• **Exercise brief**: From the line that holds "Parse this screenshot: output" to the last line of the data, copy everything exactly; leave out all the rest.

——

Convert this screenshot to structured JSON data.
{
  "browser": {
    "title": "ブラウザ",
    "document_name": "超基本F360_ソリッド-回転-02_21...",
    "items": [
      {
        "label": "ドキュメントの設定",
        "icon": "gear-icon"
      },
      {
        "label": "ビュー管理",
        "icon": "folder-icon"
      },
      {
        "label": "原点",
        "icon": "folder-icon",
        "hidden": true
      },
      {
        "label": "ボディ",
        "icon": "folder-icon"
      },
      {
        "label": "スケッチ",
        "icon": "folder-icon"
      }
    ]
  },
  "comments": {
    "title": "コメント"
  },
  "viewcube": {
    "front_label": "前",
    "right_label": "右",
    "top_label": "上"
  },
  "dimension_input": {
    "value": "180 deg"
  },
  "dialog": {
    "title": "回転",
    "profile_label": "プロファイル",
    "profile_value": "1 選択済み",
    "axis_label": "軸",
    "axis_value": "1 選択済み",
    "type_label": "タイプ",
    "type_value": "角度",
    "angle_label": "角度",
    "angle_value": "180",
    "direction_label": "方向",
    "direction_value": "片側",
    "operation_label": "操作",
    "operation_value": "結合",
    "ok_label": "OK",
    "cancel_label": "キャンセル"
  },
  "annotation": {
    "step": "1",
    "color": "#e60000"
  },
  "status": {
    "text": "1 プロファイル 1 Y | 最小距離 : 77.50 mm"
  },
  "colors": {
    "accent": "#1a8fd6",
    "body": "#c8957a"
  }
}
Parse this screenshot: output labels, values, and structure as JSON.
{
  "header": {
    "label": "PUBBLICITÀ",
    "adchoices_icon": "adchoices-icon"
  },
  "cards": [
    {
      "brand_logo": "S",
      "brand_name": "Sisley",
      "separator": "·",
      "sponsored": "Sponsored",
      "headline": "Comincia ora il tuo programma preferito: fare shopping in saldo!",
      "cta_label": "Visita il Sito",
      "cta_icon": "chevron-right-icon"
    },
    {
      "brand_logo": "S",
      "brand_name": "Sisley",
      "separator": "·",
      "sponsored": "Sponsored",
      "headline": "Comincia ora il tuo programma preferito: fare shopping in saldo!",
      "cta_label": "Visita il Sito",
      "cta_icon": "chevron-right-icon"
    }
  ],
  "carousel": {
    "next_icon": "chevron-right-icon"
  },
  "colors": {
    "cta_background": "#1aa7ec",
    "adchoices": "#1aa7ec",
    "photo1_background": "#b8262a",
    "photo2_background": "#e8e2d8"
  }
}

——

• **Right answer**:
Parse this screenshot: output labels, values, and structure as JSON.
{
  "header": {
    "label": "PUBBLICITÀ",
    "adchoices_icon": "adchoices-icon"
  },
  "cards": [
    {
      "brand_logo": "S",
      "brand_name": "Sisley",
      "separator": "·",
      "sponsored": "Sponsored",
      "headline": "Comincia ora il tuo programma preferito: fare shopping in saldo!",
      "cta_label": "Visita il Sito",
      "cta_icon": "chevron-right-icon"
    },
    {
      "brand_logo": "S",
      "brand_name": "Sisley",
      "separator": "·",
      "sponsored": "Sponsored",
      "headline": "Comincia ora il tuo programma preferito: fare shopping in saldo!",
      "cta_label": "Visita il Sito",
      "cta_icon": "chevron-right-icon"
    }
  ],
  "carousel": {
    "next_icon": "chevron-right-icon"
  },
  "colors": {
    "cta_background": "#1aa7ec",
    "adchoices": "#1aa7ec",
    "photo1_background": "#b8262a",
    "photo2_background": "#e8e2d8"
  }
}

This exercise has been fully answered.